• [EXERCISE BRIEF]:
Here are records with pictures in them. Copy all of them exactly and leave the pictures out.

• [SUPPLIED DATA]:
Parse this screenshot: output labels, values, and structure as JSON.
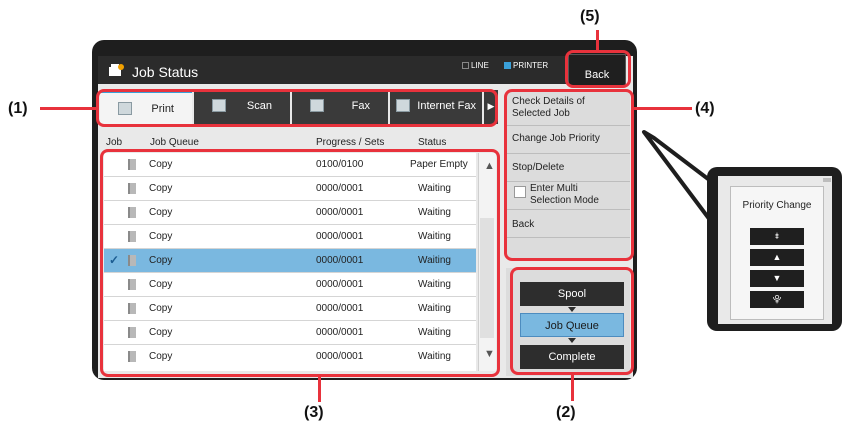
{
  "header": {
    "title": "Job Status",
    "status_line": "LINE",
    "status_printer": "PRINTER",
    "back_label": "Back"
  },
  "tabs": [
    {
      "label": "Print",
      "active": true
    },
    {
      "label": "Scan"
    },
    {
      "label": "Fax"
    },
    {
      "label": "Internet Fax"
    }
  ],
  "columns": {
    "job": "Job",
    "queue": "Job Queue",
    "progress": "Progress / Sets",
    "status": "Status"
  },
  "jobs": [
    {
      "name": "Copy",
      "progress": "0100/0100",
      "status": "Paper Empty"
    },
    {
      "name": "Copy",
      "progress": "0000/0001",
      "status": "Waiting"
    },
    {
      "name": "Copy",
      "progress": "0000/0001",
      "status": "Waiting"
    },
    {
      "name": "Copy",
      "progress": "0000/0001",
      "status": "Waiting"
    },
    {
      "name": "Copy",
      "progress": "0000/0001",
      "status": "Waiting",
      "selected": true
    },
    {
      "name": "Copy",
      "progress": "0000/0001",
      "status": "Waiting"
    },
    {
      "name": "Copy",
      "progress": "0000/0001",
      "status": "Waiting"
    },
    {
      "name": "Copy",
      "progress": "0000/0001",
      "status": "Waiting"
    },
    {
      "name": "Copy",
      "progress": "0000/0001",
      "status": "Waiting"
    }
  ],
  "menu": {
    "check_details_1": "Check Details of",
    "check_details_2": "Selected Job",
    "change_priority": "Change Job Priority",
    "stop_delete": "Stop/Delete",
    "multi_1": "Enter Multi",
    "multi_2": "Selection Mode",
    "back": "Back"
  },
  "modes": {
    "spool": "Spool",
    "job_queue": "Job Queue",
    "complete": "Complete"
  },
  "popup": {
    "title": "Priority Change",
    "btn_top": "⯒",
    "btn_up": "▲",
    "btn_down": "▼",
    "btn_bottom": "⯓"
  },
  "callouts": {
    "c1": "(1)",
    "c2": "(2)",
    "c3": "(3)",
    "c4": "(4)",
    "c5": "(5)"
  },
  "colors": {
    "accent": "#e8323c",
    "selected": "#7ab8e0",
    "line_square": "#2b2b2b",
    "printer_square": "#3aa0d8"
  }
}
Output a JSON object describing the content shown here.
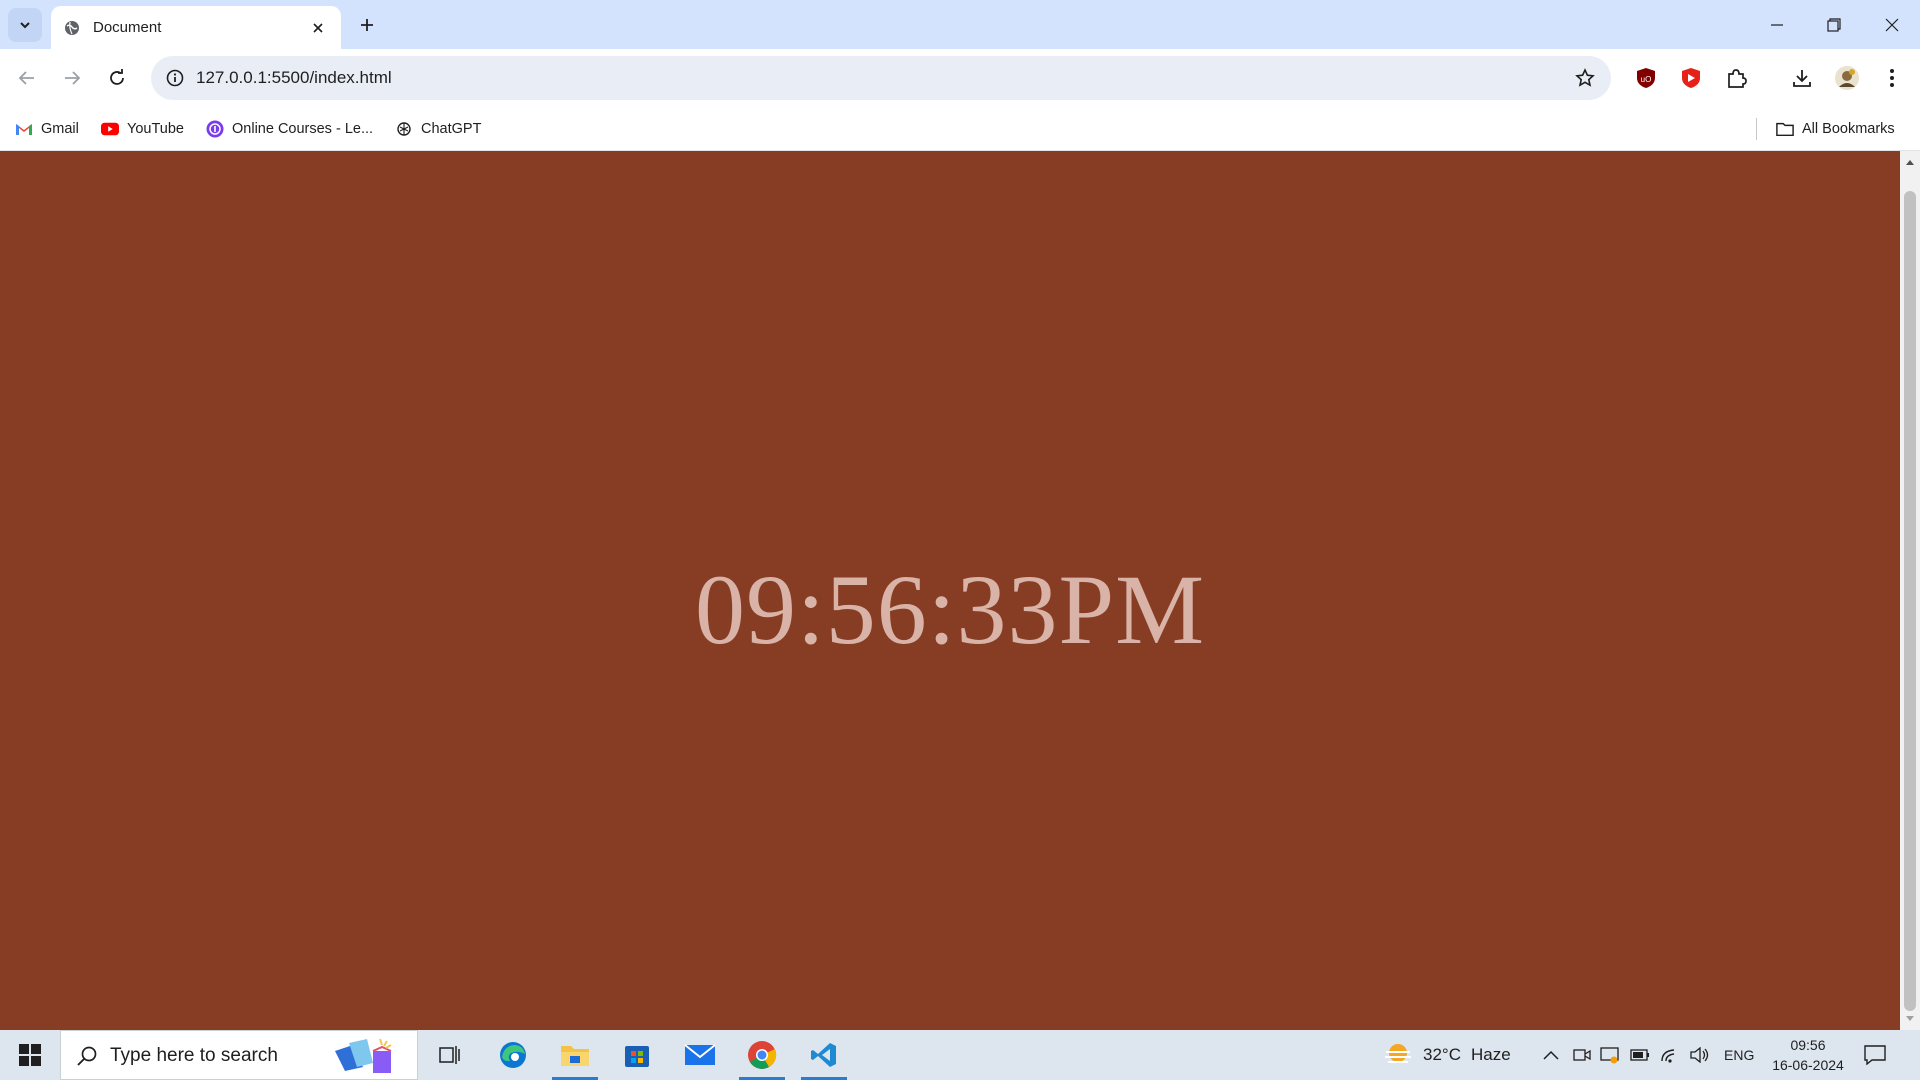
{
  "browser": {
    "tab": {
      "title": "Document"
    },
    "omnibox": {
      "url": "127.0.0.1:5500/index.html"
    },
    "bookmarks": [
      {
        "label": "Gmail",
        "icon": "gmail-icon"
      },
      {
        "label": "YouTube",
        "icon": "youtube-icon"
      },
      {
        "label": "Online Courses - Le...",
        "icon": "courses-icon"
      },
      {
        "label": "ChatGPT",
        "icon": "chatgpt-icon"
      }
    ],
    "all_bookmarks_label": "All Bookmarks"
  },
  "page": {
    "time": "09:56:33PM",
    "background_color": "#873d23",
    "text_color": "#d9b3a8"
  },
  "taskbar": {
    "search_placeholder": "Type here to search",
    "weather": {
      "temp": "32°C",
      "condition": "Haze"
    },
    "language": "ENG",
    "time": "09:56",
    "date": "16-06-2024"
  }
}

• [EXERCISE SOLUTION]:
Parse this screenshot: output labels, values, and structure as JSON.
{
  "header": {
    "title": "Job Status",
    "status_line": "LINE",
    "status_printer": "PRINTER",
    "back_label": "Back"
  },
  "tabs": [
    {
      "label": "Print",
      "active": true
    },
    {
      "label": "Scan"
    },
    {
      "label": "Fax"
    },
    {
      "label": "Internet Fax"
    }
  ],
  "columns": {
    "job": "Job",
    "queue": "Job Queue",
    "progress": "Progress / Sets",
    "status": "Status"
  },
  "jobs": [
    {
      "name": "Copy",
      "progress": "0100/0100",
      "status": "Paper Empty"
    },
    {
      "name": "Copy",
      "progress": "0000/0001",
      "status": "Waiting"
    },
    {
      "name": "Copy",
      "progress": "0000/0001",
      "status": "Waiting"
    },
    {
      "name": "Copy",
      "progress": "0000/0001",
      "status": "Waiting"
    },
    {
      "name": "Copy",
      "progress": "0000/0001",
      "status": "Waiting",
      "selected": true
    },
    {
      "name": "Copy",
      "progress": "0000/0001",
      "status": "Waiting"
    },
    {
      "name": "Copy",
      "progress": "0000/0001",
      "status": "Waiting"
    },
    {
      "name": "Copy",
      "progress": "0000/0001",
      "status": "Waiting"
    },
    {
      "name": "Copy",
      "progress": "0000/0001",
      "status": "Waiting"
    }
  ],
  "menu": {
    "check_details_1": "Check Details of",
    "check_details_2": "Selected Job",
    "change_priority": "Change Job Priority",
    "stop_delete": "Stop/Delete",
    "multi_1": "Enter Multi",
    "multi_2": "Selection Mode",
    "back": "Back"
  },
  "modes": {
    "spool": "Spool",
    "job_queue": "Job Queue",
    "complete": "Complete"
  },
  "popup": {
    "title": "Priority Change",
    "btn_top": "⯒",
    "btn_up": "▲",
    "btn_down": "▼",
    "btn_bottom": "⯓"
  },
  "callouts": {
    "c1": "(1)",
    "c2": "(2)",
    "c3": "(3)",
    "c4": "(4)",
    "c5": "(5)"
  },
  "colors": {
    "accent": "#e8323c",
    "selected": "#7ab8e0",
    "line_square": "#2b2b2b",
    "printer_square": "#3aa0d8"
  }
}
Output a JSON object describing the content shown here.
{
  "browser": {
    "tab": {
      "title": "Document"
    },
    "omnibox": {
      "url": "127.0.0.1:5500/index.html"
    },
    "bookmarks": [
      {
        "label": "Gmail",
        "icon": "gmail-icon"
      },
      {
        "label": "YouTube",
        "icon": "youtube-icon"
      },
      {
        "label": "Online Courses - Le...",
        "icon": "courses-icon"
      },
      {
        "label": "ChatGPT",
        "icon": "chatgpt-icon"
      }
    ],
    "all_bookmarks_label": "All Bookmarks"
  },
  "page": {
    "time": "09:56:33PM",
    "background_color": "#873d23",
    "text_color": "#d9b3a8"
  },
  "taskbar": {
    "search_placeholder": "Type here to search",
    "weather": {
      "temp": "32°C",
      "condition": "Haze"
    },
    "language": "ENG",
    "time": "09:56",
    "date": "16-06-2024"
  }
}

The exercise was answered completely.